● **What is required**
In the records that follow, show each line where the word "Improved" is present.

● **Provided information**
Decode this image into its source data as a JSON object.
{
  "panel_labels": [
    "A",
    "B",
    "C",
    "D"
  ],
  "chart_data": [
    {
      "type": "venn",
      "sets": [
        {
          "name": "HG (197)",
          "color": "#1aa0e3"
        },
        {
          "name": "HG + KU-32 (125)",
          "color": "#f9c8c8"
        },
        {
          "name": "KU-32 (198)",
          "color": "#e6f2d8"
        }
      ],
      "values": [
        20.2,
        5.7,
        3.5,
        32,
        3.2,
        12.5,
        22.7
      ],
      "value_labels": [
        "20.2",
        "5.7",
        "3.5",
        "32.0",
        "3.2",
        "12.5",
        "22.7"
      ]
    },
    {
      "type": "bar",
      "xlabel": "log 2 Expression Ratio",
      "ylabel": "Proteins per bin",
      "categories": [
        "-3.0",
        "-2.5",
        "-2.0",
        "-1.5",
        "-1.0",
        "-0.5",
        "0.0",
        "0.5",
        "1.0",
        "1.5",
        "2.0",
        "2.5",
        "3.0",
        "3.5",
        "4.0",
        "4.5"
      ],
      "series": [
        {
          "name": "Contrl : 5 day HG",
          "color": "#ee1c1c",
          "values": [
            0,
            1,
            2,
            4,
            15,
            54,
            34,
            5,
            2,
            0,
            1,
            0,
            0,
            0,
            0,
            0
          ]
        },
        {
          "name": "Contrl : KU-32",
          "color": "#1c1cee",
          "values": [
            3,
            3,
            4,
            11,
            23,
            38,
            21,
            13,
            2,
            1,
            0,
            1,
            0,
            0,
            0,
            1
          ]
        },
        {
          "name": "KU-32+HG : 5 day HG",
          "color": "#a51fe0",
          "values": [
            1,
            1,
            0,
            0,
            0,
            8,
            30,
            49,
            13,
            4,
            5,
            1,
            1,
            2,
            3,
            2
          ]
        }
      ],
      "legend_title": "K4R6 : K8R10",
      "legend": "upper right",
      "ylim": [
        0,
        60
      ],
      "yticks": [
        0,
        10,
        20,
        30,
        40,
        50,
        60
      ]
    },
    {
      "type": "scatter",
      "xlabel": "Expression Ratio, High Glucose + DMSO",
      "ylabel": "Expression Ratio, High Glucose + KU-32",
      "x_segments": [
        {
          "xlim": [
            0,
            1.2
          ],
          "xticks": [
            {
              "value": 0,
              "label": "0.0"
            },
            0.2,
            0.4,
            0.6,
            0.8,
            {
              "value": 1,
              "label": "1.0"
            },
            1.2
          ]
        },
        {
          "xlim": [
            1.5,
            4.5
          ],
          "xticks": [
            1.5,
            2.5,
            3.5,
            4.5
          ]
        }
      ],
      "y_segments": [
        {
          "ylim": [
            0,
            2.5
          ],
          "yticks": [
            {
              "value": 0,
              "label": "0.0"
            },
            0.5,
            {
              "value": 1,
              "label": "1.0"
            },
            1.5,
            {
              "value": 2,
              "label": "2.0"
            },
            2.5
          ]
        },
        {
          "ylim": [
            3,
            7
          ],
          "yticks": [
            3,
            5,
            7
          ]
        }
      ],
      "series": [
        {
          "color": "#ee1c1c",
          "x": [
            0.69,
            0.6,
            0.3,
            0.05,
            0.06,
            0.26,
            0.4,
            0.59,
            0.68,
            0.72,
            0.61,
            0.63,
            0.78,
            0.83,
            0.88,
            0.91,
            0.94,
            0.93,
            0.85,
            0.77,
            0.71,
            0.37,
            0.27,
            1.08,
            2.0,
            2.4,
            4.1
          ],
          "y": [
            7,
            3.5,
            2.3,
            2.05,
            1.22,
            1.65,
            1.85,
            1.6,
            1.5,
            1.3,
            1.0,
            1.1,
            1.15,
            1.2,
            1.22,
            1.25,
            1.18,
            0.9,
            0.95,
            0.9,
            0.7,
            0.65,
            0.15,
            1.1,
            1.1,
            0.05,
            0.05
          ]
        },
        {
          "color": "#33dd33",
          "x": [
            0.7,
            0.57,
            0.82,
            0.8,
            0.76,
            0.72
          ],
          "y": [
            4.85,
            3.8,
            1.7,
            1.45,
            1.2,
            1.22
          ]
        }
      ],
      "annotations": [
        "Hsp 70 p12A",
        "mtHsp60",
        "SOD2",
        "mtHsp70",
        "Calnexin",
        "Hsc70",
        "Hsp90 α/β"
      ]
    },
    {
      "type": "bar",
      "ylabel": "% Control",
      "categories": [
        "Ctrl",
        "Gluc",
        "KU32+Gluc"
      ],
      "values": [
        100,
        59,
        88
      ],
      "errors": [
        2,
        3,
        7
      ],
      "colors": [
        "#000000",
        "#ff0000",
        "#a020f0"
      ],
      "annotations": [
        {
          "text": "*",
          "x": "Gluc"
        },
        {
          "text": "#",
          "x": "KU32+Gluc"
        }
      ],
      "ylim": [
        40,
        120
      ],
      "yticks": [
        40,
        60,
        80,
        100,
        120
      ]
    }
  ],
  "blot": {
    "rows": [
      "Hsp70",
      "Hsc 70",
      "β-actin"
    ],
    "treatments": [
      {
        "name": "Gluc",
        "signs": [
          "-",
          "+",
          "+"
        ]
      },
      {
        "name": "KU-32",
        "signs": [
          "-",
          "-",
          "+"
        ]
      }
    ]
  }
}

* * *

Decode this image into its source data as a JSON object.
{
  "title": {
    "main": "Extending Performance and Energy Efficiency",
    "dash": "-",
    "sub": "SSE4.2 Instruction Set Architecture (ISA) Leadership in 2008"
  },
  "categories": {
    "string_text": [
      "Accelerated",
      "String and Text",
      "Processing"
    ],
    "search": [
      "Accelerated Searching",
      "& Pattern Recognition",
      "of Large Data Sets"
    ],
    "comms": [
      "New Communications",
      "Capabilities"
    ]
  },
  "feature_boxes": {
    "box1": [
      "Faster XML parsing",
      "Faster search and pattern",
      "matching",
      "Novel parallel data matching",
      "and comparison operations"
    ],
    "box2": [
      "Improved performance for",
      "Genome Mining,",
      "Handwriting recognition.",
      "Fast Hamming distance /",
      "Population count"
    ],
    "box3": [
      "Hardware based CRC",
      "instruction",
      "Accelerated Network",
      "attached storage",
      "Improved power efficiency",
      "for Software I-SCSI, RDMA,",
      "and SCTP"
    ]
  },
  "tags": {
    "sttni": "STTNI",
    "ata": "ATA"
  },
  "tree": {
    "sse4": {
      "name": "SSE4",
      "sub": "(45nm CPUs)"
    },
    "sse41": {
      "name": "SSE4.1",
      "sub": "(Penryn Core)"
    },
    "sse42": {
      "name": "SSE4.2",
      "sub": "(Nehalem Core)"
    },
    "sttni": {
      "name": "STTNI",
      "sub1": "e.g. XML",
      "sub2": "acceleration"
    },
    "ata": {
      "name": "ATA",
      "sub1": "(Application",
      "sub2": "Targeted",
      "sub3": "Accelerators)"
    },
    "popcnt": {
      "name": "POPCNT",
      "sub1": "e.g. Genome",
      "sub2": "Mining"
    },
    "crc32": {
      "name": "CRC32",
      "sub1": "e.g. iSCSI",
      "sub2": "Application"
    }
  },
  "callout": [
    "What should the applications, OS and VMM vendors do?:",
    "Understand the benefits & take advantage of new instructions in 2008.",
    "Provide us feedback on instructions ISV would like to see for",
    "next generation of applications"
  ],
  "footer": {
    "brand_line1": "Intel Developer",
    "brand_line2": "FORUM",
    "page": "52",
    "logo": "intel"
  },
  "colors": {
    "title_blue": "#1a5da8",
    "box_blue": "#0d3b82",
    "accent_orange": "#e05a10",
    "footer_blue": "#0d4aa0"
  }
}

● **Result for this task**
      "Improved performance for",
      "Improved power efficiency",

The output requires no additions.